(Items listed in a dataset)
------------------------

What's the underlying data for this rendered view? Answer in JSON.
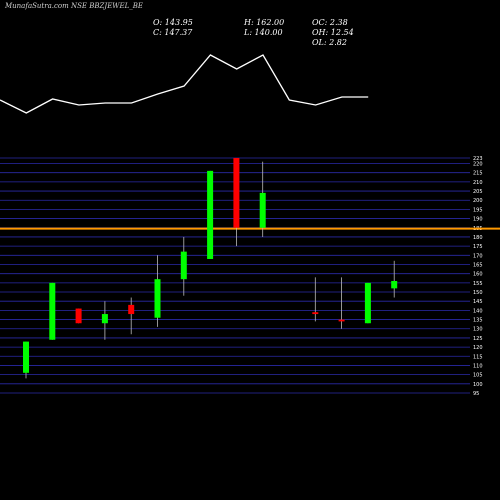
{
  "header": {
    "title": "MunafaSutra.com NSE BBZJEWEL_BE",
    "open": "O: 143.95",
    "close": "C: 147.37",
    "high": "H: 162.00",
    "low": "L: 140.00",
    "oc": "OC: 2.38",
    "oh": "OH: 12.54",
    "ol": "OL: 2.82"
  },
  "colors": {
    "background": "#000000",
    "up": "#00ff00",
    "down": "#ff0000",
    "grid": "#2a2aa8",
    "hline": "#ff9900",
    "line": "#ffffff"
  },
  "chart_data": {
    "type": "candlestick",
    "ylim": [
      95,
      223
    ],
    "yticks": [
      95,
      100,
      105,
      110,
      115,
      120,
      125,
      130,
      135,
      140,
      145,
      150,
      155,
      160,
      165,
      170,
      175,
      180,
      185,
      190,
      195,
      200,
      205,
      210,
      215,
      220,
      223
    ],
    "horizontal_line": 184.5,
    "candles": [
      {
        "open": 106,
        "close": 123,
        "high": 123,
        "low": 103
      },
      {
        "open": 124,
        "close": 155,
        "high": 155,
        "low": 124
      },
      {
        "open": 141,
        "close": 133,
        "high": 141,
        "low": 133
      },
      {
        "open": 133,
        "close": 138,
        "high": 145,
        "low": 124
      },
      {
        "open": 143,
        "close": 138,
        "high": 147,
        "low": 127
      },
      {
        "open": 136,
        "close": 157,
        "high": 170,
        "low": 131
      },
      {
        "open": 157,
        "close": 172,
        "high": 180,
        "low": 148
      },
      {
        "open": 168,
        "close": 216,
        "high": 216,
        "low": 168
      },
      {
        "open": 223,
        "close": 185,
        "high": 223,
        "low": 175
      },
      {
        "open": 185,
        "close": 204,
        "high": 221,
        "low": 180
      },
      null,
      {
        "open": 139,
        "close": 138,
        "high": 158,
        "low": 134
      },
      {
        "open": 135,
        "close": 134,
        "high": 158,
        "low": 130
      },
      {
        "open": 133,
        "close": 155,
        "high": 155,
        "low": 133
      },
      {
        "open": 152,
        "close": 156,
        "high": 167,
        "low": 147
      }
    ],
    "line_values": [
      200,
      187,
      201,
      195,
      197,
      197,
      206,
      214,
      245,
      231,
      245,
      200,
      195,
      203,
      203
    ]
  }
}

------------------------

- **Given exercise**
Copy each line above precisely, dropping the pictures.

- **Solved exercise**
What's the underlying data for this rendered view? Answer in JSON.
{
  "header": {
    "title": "MunafaSutra.com NSE BBZJEWEL_BE",
    "open": "O: 143.95",
    "close": "C: 147.37",
    "high": "H: 162.00",
    "low": "L: 140.00",
    "oc": "OC: 2.38",
    "oh": "OH: 12.54",
    "ol": "OL: 2.82"
  },
  "colors": {
    "background": "#000000",
    "up": "#00ff00",
    "down": "#ff0000",
    "grid": "#2a2aa8",
    "hline": "#ff9900",
    "line": "#ffffff"
  },
  "chart_data": {
    "type": "candlestick",
    "ylim": [
      95,
      223
    ],
    "yticks": [
      95,
      100,
      105,
      110,
      115,
      120,
      125,
      130,
      135,
      140,
      145,
      150,
      155,
      160,
      165,
      170,
      175,
      180,
      185,
      190,
      195,
      200,
      205,
      210,
      215,
      220,
      223
    ],
    "horizontal_line": 184.5,
    "candles": [
      {
        "open": 106,
        "close": 123,
        "high": 123,
        "low": 103
      },
      {
        "open": 124,
        "close": 155,
        "high": 155,
        "low": 124
      },
      {
        "open": 141,
        "close": 133,
        "high": 141,
        "low": 133
      },
      {
        "open": 133,
        "close": 138,
        "high": 145,
        "low": 124
      },
      {
        "open": 143,
        "close": 138,
        "high": 147,
        "low": 127
      },
      {
        "open": 136,
        "close": 157,
        "high": 170,
        "low": 131
      },
      {
        "open": 157,
        "close": 172,
        "high": 180,
        "low": 148
      },
      {
        "open": 168,
        "close": 216,
        "high": 216,
        "low": 168
      },
      {
        "open": 223,
        "close": 185,
        "high": 223,
        "low": 175
      },
      {
        "open": 185,
        "close": 204,
        "high": 221,
        "low": 180
      },
      null,
      {
        "open": 139,
        "close": 138,
        "high": 158,
        "low": 134
      },
      {
        "open": 135,
        "close": 134,
        "high": 158,
        "low": 130
      },
      {
        "open": 133,
        "close": 155,
        "high": 155,
        "low": 133
      },
      {
        "open": 152,
        "close": 156,
        "high": 167,
        "low": 147
      }
    ],
    "line_values": [
      200,
      187,
      201,
      195,
      197,
      197,
      206,
      214,
      245,
      231,
      245,
      200,
      195,
      203,
      203
    ]
  }
}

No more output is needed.